Transcribe the records below verbatim, omitting the pictures.

===== Data supplied

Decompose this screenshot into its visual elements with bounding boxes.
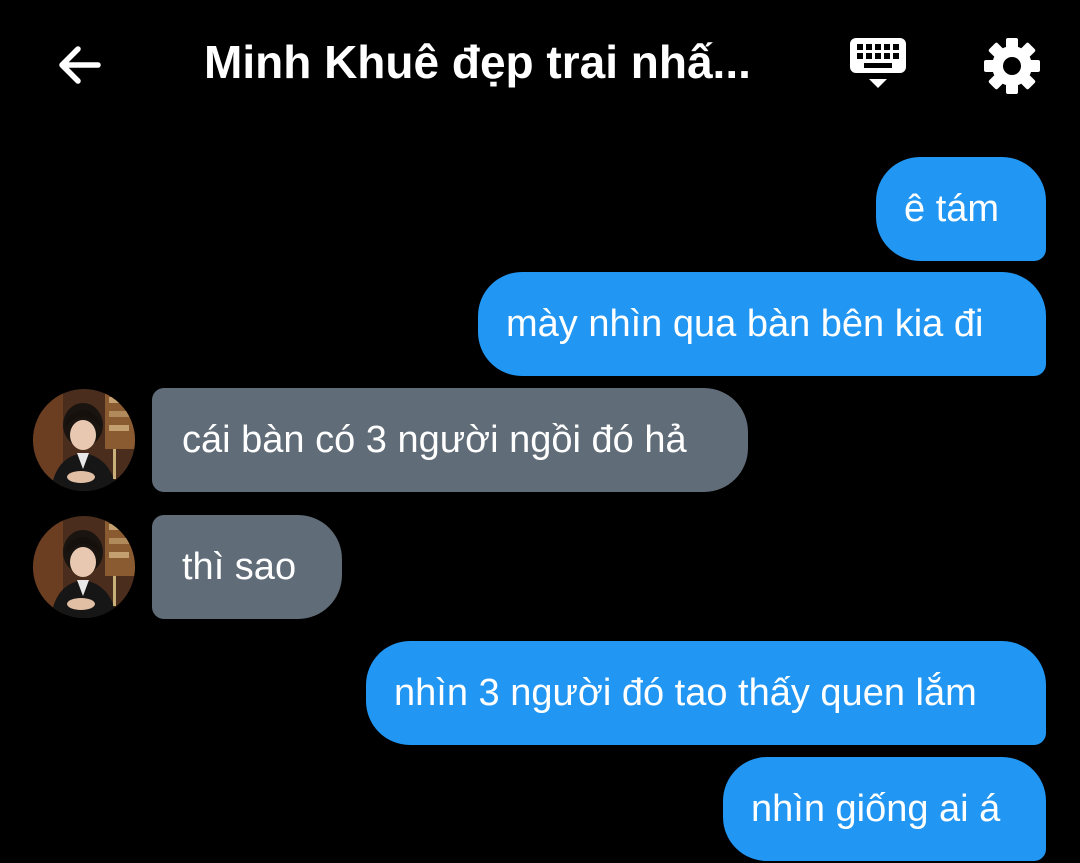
settings-button[interactable] <box>980 34 1044 98</box>
contact-avatar[interactable] <box>33 389 135 491</box>
keyboard-toggle-button[interactable] <box>844 32 912 98</box>
received-message[interactable]: cái bàn có 3 người ngồi đó hả <box>152 388 748 492</box>
sent-message[interactable]: nhìn giống ai á <box>723 757 1046 861</box>
gear-icon <box>984 38 1040 94</box>
arrow-left-icon <box>59 46 101 84</box>
conversation-title: Minh Khuê đẹp trai nhấ... <box>204 36 751 88</box>
back-button[interactable] <box>48 34 110 96</box>
avatar-photo <box>33 516 135 618</box>
sent-message[interactable]: ê tám <box>876 157 1046 261</box>
avatar-photo <box>33 389 135 491</box>
keyboard-icon <box>850 38 906 88</box>
sent-message[interactable]: mày nhìn qua bàn bên kia đi <box>478 272 1046 376</box>
sent-message[interactable]: nhìn 3 người đó tao thấy quen lắm <box>366 641 1046 745</box>
chat-header: Minh Khuê đẹp trai nhấ... <box>0 0 1080 130</box>
contact-avatar[interactable] <box>33 516 135 618</box>
received-message[interactable]: thì sao <box>152 515 342 619</box>
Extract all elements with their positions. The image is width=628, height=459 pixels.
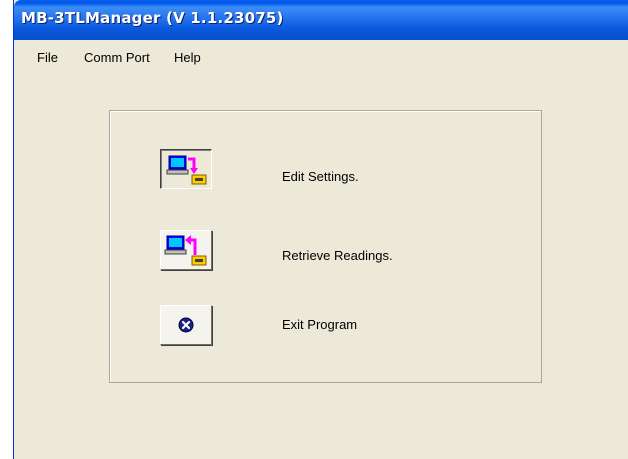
device-to-computer-icon [164,235,207,266]
exit-program-label: Exit Program [282,317,358,332]
menu-file[interactable]: File [37,50,58,65]
edit-settings-button[interactable] [160,149,212,189]
retrieve-readings-button[interactable] [160,230,212,270]
computer-to-device-icon [166,155,207,185]
edit-settings-label: Edit Settings. [282,169,359,184]
menu-comm-port[interactable]: Comm Port [84,50,150,65]
window-title: MB-3TLManager (V 1.1.23075) [21,9,284,27]
title-bar[interactable]: MB-3TLManager (V 1.1.23075) [14,0,628,40]
close-circle-icon [178,317,194,333]
app-window: MB-3TLManager (V 1.1.23075) File Comm Po… [13,0,628,459]
retrieve-readings-label: Retrieve Readings. [282,248,393,263]
menu-help[interactable]: Help [174,50,201,65]
actions-group: Edit Settings. Retrieve Readings. Exit P… [109,110,542,383]
exit-program-button[interactable] [160,305,212,345]
menu-bar: File Comm Port Help [14,40,628,78]
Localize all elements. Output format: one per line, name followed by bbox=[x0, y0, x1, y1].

==========

▶ Solution:
Decompose this screenshot into its visual elements with bounding boxes.
settings-button[interactable] <box>980 34 1044 98</box>
contact-avatar[interactable] <box>33 389 135 491</box>
keyboard-toggle-button[interactable] <box>844 32 912 98</box>
received-message[interactable]: cái bàn có 3 người ngồi đó hả <box>152 388 748 492</box>
sent-message[interactable]: nhìn giống ai á <box>723 757 1046 861</box>
gear-icon <box>984 38 1040 94</box>
arrow-left-icon <box>59 46 101 84</box>
conversation-title: Minh Khuê đẹp trai nhấ... <box>204 36 751 88</box>
back-button[interactable] <box>48 34 110 96</box>
avatar-photo <box>33 516 135 618</box>
sent-message[interactable]: ê tám <box>876 157 1046 261</box>
avatar-photo <box>33 389 135 491</box>
keyboard-icon <box>850 38 906 88</box>
sent-message[interactable]: mày nhìn qua bàn bên kia đi <box>478 272 1046 376</box>
sent-message[interactable]: nhìn 3 người đó tao thấy quen lắm <box>366 641 1046 745</box>
chat-header: Minh Khuê đẹp trai nhấ... <box>0 0 1080 130</box>
contact-avatar[interactable] <box>33 516 135 618</box>
received-message[interactable]: thì sao <box>152 515 342 619</box>
Extract all elements with their positions. The image is width=628, height=459 pixels.
device-to-computer-icon [164,235,207,266]
exit-program-label: Exit Program [282,317,358,332]
menu-file[interactable]: File [37,50,58,65]
edit-settings-button[interactable] [160,149,212,189]
retrieve-readings-button[interactable] [160,230,212,270]
computer-to-device-icon [166,155,207,185]
edit-settings-label: Edit Settings. [282,169,359,184]
menu-comm-port[interactable]: Comm Port [84,50,150,65]
window-title: MB-3TLManager (V 1.1.23075) [21,9,284,27]
title-bar[interactable]: MB-3TLManager (V 1.1.23075) [14,0,628,40]
close-circle-icon [178,317,194,333]
app-window: MB-3TLManager (V 1.1.23075) File Comm Po… [13,0,628,459]
retrieve-readings-label: Retrieve Readings. [282,248,393,263]
menu-help[interactable]: Help [174,50,201,65]
actions-group: Edit Settings. Retrieve Readings. Exit P… [109,110,542,383]
exit-program-button[interactable] [160,305,212,345]
menu-bar: File Comm Port Help [14,40,628,78]
Localize all elements. Output format: one per line, name followed by bbox=[x0, y0, x1, y1].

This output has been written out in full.